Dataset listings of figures

START

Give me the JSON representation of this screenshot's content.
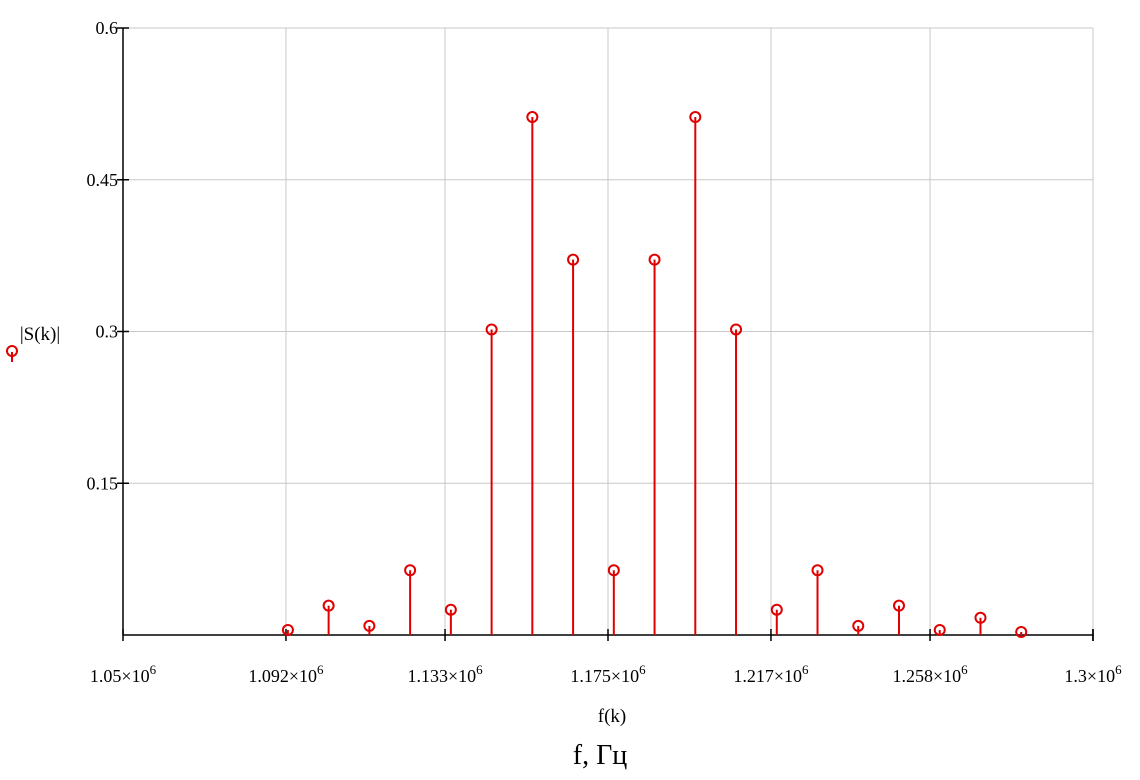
{
  "chart_data": {
    "type": "stem",
    "title": "",
    "xlabel": "f(k)",
    "ylabel": "|S(k)|",
    "xlim": [
      1050000,
      1300000
    ],
    "ylim": [
      0,
      0.6
    ],
    "grid": true,
    "x_ticks": [
      {
        "value": 1050000,
        "mantissa": "1.05",
        "exp": "6"
      },
      {
        "value": 1092000,
        "mantissa": "1.092",
        "exp": "6"
      },
      {
        "value": 1133000,
        "mantissa": "1.133",
        "exp": "6"
      },
      {
        "value": 1175000,
        "mantissa": "1.175",
        "exp": "6"
      },
      {
        "value": 1217000,
        "mantissa": "1.217",
        "exp": "6"
      },
      {
        "value": 1258000,
        "mantissa": "1.258",
        "exp": "6"
      },
      {
        "value": 1300000,
        "mantissa": "1.3",
        "exp": "6"
      }
    ],
    "y_ticks": [
      {
        "value": 0.15,
        "label": "0.15"
      },
      {
        "value": 0.3,
        "label": "0.3"
      },
      {
        "value": 0.45,
        "label": "0.45"
      },
      {
        "value": 0.6,
        "label": "0.6"
      }
    ],
    "series": [
      {
        "color": "#e00000",
        "marker": "circle",
        "x": [
          1092500,
          1103000,
          1113500,
          1124000,
          1134500,
          1145000,
          1155500,
          1166000,
          1176500,
          1187000,
          1197500,
          1208000,
          1218500,
          1229000,
          1239500,
          1250000,
          1260500,
          1271000,
          1281500
        ],
        "y": [
          0.005,
          0.029,
          0.009,
          0.064,
          0.025,
          0.302,
          0.512,
          0.371,
          0.064,
          0.371,
          0.512,
          0.302,
          0.025,
          0.064,
          0.009,
          0.029,
          0.005,
          0.017,
          0.003
        ]
      }
    ]
  },
  "caption": "f, Гц"
}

END

_GIVEN REQUEST_
Pick out each line containing the string "mantissa" and copy it.

_WORKED ANSWER_
        "mantissa": "1.05",
        "mantissa": "1.092",
        "mantissa": "1.133",
        "mantissa": "1.175",
        "mantissa": "1.217",
        "mantissa": "1.258",
        "mantissa": "1.3",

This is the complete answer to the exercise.